Repeat the lines below exactly as they appear, but leave out the images.

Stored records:
⟨
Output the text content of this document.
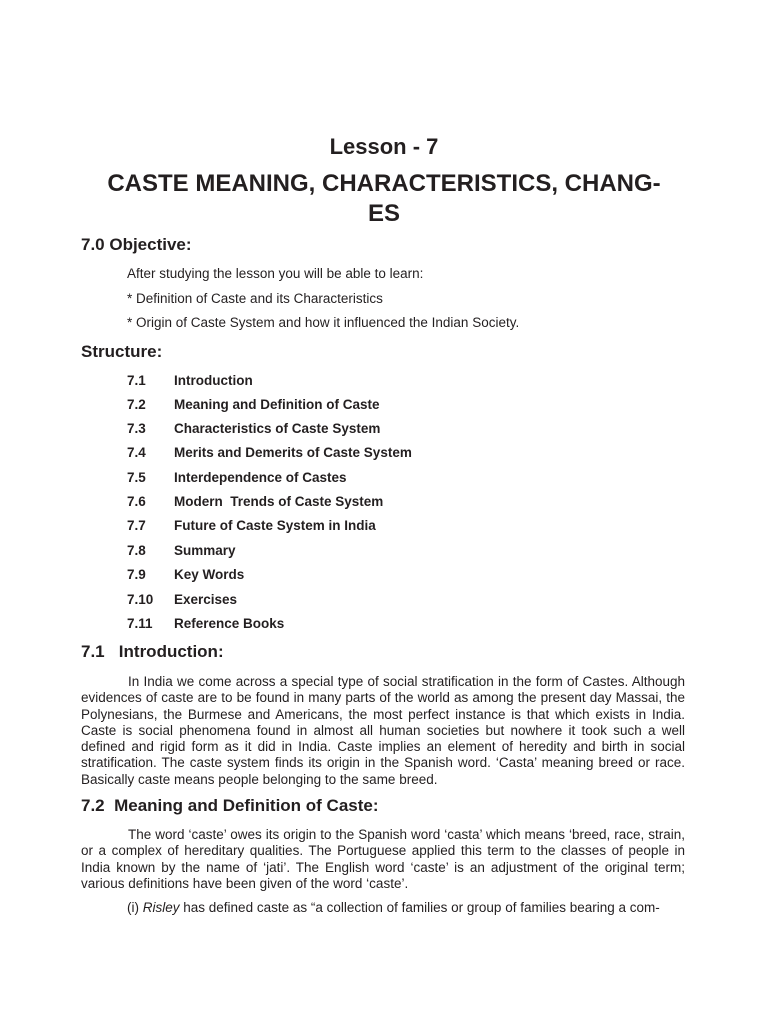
Lesson - 7
CASTE MEANING, CHARACTERISTICS, CHANG-
ES
7.0 Objective:
After studying the lesson you will be able to learn:
* Definition of Caste and its Characteristics
* Origin of Caste System and how it influenced the Indian Society.
Structure:
7.1 Introduction
7.2 Meaning and Definition of Caste
7.3 Characteristics of Caste System
7.4 Merits and Demerits of Caste System
7.5 Interdependence of Castes
7.6 Modern  Trends of Caste System
7.7 Future of Caste System in India
7.8 Summary
7.9 Key Words
7.10 Exercises
7.11 Reference Books
7.1   Introduction:
In India we come across a special type of social stratification in the form of Castes. Although evidences of caste are to be found in many parts of the world as among the present day Massai, the Polynesians, the Burmese and Americans, the most perfect instance is that which exists in India. Caste is social phenomena found in almost all human societies but nowhere it took such a well defined and rigid form as it did in India. Caste implies an element of heredity and birth in social stratification. The caste system finds its origin in the Spanish word. ‘Casta’ meaning breed or race. Basically caste means people belonging to the same breed.
7.2  Meaning and Definition of Caste:
The word ‘caste’ owes its origin to the Spanish word ‘casta’ which means ‘breed, race, strain, or a complex of hereditary qualities. The Portuguese applied this term to the classes of people in India known by the name of ‘jati’. The English word ‘caste’ is an adjustment of the original term; various definitions have been given of the word ‘caste’.
(i) Risley has defined caste as “a collection of families or group of families bearing a com-
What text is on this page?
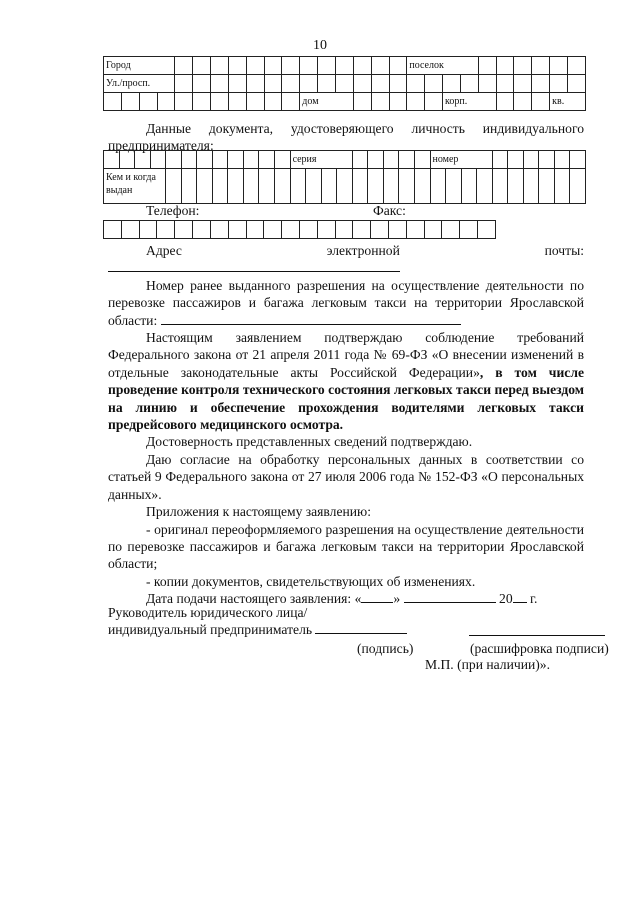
10
Город																	поселок										
Ул./просп.																											
											дом								корп.						кв.		

Данные документа, удостоверяющего личность индивидуального предпринимателя:

												серия									номер									
Кем и когда
выдан																														
Телефон:	Факс:

Адрес электронной почты:

Номер ранее выданного разрешения на осуществление деятельности по перевозке пассажиров и багажа легковым такси на территории Ярославской области:

Настоящим заявлением подтверждаю соблюдение требований Федерального закона от 21 апреля 2011 года № 69-ФЗ «О внесении изменений в отдельные законодательные акты Российской Федерации», в том числе проведение контроля технического состояния легковых такси перед выездом на линию и обеспечение прохождения водителями легковых такси предрейсового медицинского осмотра.

Достоверность представленных сведений подтверждаю.

Даю согласие на обработку персональных данных в соответствии со статьей 9 Федерального закона от 27 июля 2006 года № 152-ФЗ «О персональных данных».

Приложения к настоящему заявлению:

- оригинал переоформляемого разрешения на осуществление деятельности по перевозке пассажиров и багажа легковым такси на территории Ярославской области;

- копии документов, свидетельствующих об изменениях.

Дата подачи настоящего заявления: « »	20 г.

Руководитель юридического лица/
индивидуальный предприниматель
(подпись)	(расшифровка подписи)
М.П. (при наличии)».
⟩
== Task answer ==
Output the text content of this document.
Lesson - 7
CASTE MEANING, CHARACTERISTICS, CHANG-
ES
7.0 Objective:
After studying the lesson you will be able to learn:
* Definition of Caste and its Characteristics
* Origin of Caste System and how it influenced the Indian Society.
Structure:
7.1 Introduction
7.2 Meaning and Definition of Caste
7.3 Characteristics of Caste System
7.4 Merits and Demerits of Caste System
7.5 Interdependence of Castes
7.6 Modern  Trends of Caste System
7.7 Future of Caste System in India
7.8 Summary
7.9 Key Words
7.10 Exercises
7.11 Reference Books
7.1   Introduction:
In India we come across a special type of social stratification in the form of Castes. Although evidences of caste are to be found in many parts of the world as among the present day Massai, the Polynesians, the Burmese and Americans, the most perfect instance is that which exists in India. Caste is social phenomena found in almost all human societies but nowhere it took such a well defined and rigid form as it did in India. Caste implies an element of heredity and birth in social stratification. The caste system finds its origin in the Spanish word. ‘Casta’ meaning breed or race. Basically caste means people belonging to the same breed.
7.2  Meaning and Definition of Caste:
The word ‘caste’ owes its origin to the Spanish word ‘casta’ which means ‘breed, race, strain, or a complex of hereditary qualities. The Portuguese applied this term to the classes of people in India known by the name of ‘jati’. The English word ‘caste’ is an adjustment of the original term; various definitions have been given of the word ‘caste’.
(i) Risley has defined caste as “a collection of families or group of families bearing a com-
What text is on this page?
10
Город																	поселок										
Ул./просп.																											
											дом								корп.						кв.		

Данные документа, удостоверяющего личность индивидуального предпринимателя:

												серия									номер									
Кем и когда
выдан																														
Телефон:	Факс:

Адрес электронной почты:

Номер ранее выданного разрешения на осуществление деятельности по перевозке пассажиров и багажа легковым такси на территории Ярославской области:

Настоящим заявлением подтверждаю соблюдение требований Федерального закона от 21 апреля 2011 года № 69-ФЗ «О внесении изменений в отдельные законодательные акты Российской Федерации», в том числе проведение контроля технического состояния легковых такси перед выездом на линию и обеспечение прохождения водителями легковых такси предрейсового медицинского осмотра.

Достоверность представленных сведений подтверждаю.

Даю согласие на обработку персональных данных в соответствии со статьей 9 Федерального закона от 27 июля 2006 года № 152-ФЗ «О персональных данных».

Приложения к настоящему заявлению:

- оригинал переоформляемого разрешения на осуществление деятельности по перевозке пассажиров и багажа легковым такси на территории Ярославской области;

- копии документов, свидетельствующих об изменениях.

Дата подачи настоящего заявления: « »	20 г.

Руководитель юридического лица/
индивидуальный предприниматель
(подпись)	(расшифровка подписи)
М.П. (при наличии)».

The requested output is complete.